(Saved entries)

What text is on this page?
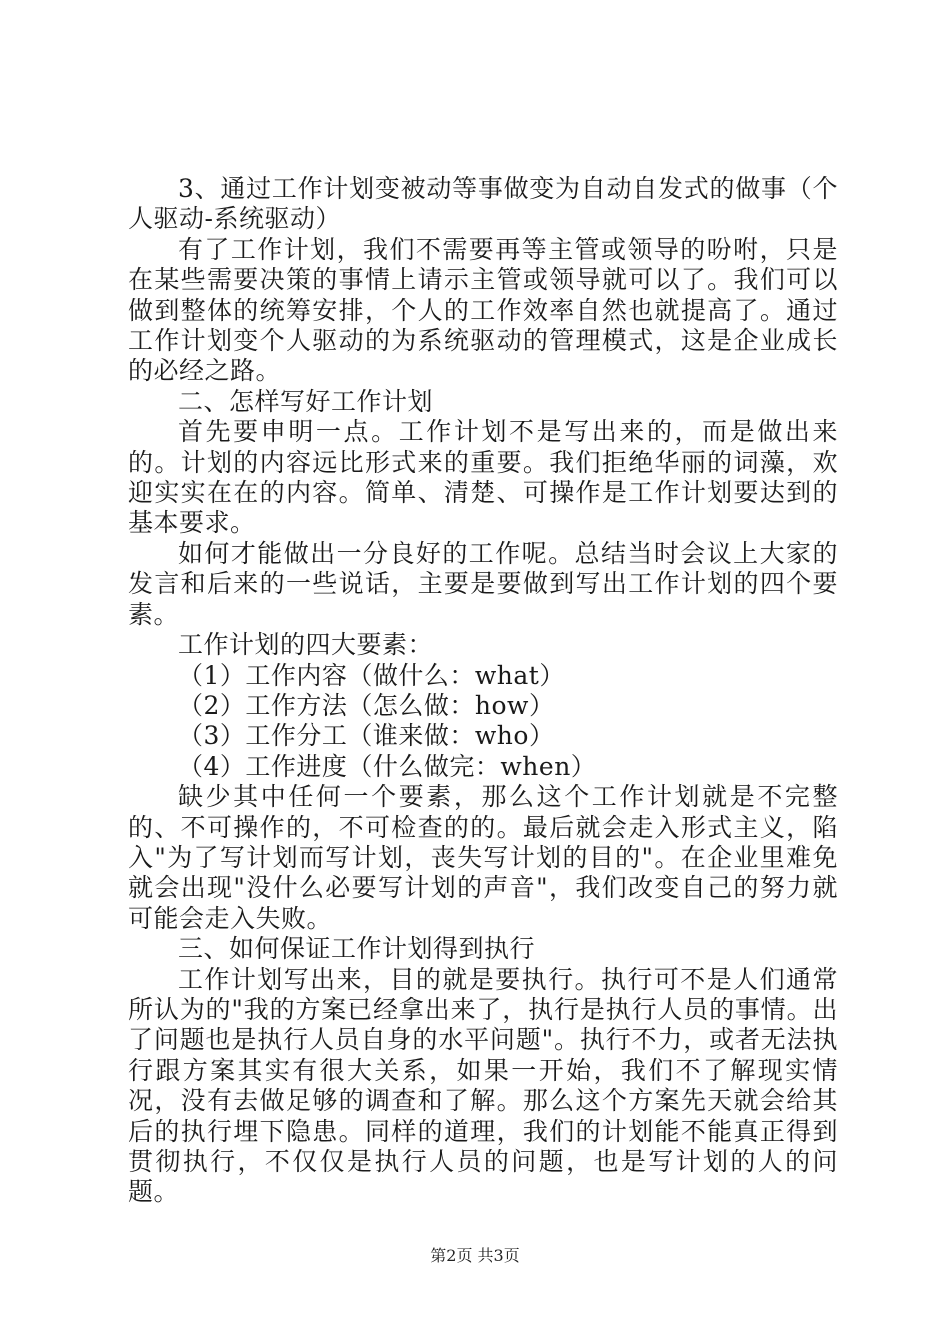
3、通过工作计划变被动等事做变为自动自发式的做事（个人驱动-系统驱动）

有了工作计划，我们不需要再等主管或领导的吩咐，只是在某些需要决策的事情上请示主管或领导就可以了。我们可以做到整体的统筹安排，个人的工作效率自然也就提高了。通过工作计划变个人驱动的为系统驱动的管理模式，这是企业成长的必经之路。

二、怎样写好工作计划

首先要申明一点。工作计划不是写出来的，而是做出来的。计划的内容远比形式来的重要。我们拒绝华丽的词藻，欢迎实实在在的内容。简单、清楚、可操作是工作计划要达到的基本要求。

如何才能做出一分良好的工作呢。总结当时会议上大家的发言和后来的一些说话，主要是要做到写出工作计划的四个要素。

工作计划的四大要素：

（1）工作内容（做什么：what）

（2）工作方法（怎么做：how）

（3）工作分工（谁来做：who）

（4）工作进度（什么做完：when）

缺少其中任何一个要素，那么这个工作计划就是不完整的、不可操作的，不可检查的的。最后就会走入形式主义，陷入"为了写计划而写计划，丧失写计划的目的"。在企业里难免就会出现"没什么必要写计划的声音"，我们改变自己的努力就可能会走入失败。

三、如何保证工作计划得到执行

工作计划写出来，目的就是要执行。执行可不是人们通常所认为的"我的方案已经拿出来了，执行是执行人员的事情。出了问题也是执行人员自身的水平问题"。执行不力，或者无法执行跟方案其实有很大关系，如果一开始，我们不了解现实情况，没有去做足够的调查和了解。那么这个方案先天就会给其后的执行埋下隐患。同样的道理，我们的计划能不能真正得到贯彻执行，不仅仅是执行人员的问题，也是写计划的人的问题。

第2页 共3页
* * *
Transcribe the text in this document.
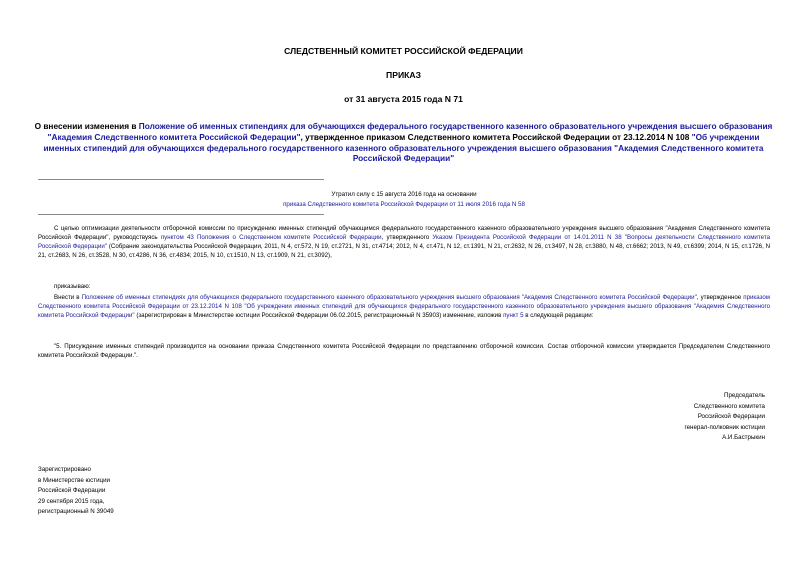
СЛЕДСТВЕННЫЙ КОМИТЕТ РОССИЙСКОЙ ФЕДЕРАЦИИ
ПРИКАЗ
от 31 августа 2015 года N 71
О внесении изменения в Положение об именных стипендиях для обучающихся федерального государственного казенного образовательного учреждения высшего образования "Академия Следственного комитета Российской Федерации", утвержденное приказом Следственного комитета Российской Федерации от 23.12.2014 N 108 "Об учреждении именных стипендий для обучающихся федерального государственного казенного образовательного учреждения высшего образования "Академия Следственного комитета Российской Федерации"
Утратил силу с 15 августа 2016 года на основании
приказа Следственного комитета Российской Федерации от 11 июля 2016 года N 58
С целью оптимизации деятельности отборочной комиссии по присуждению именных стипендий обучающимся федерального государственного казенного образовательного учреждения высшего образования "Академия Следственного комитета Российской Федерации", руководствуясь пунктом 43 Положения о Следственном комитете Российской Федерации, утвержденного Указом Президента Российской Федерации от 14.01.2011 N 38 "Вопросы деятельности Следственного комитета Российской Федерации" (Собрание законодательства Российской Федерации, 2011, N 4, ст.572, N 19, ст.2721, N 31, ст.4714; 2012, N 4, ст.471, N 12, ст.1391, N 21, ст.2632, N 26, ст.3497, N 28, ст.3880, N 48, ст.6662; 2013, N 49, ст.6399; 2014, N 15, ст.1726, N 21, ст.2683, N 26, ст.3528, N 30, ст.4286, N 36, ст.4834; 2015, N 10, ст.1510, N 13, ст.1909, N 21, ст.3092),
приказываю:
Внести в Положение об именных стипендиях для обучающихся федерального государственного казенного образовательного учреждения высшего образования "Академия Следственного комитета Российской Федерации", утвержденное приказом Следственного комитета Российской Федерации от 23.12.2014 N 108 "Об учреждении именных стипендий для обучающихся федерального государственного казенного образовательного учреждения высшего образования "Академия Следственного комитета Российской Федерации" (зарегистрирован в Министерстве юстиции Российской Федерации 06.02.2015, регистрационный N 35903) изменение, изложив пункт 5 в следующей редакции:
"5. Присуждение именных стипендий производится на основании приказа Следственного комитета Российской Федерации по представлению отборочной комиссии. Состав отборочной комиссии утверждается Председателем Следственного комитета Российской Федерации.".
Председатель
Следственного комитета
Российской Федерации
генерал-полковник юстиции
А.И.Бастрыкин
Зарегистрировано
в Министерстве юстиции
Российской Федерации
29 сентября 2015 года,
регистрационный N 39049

◆ WRITTEN PROBLEM: In the listing, find all lines with the string "приказом" and copy them.

◆ WRITTEN SOLUTION:
О внесении изменения в Положение об именных стипендиях для обучающихся федерального государственного казенного образовательного учреждения высшего образования "Академия Следственного комитета Российской Федерации", утвержденное приказом Следственного комитета Российской Федерации от 23.12.2014 N 108 "Об учреждении именных стипендий для обучающихся федерального государственного казенного образовательного учреждения высшего образования "Академия Следственного комитета Российской Федерации"
Внести в Положение об именных стипендиях для обучающихся федерального государственного казенного образовательного учреждения высшего образования "Академия Следственного комитета Российской Федерации", утвержденное приказом Следственного комитета Российской Федерации от 23.12.2014 N 108 "Об учреждении именных стипендий для обучающихся федерального государственного казенного образовательного учреждения высшего образования "Академия Следственного комитета Российской Федерации" (зарегистрирован в Министерстве юстиции Российской Федерации 06.02.2015, регистрационный N 35903) изменение, изложив пункт 5 в следующей редакции:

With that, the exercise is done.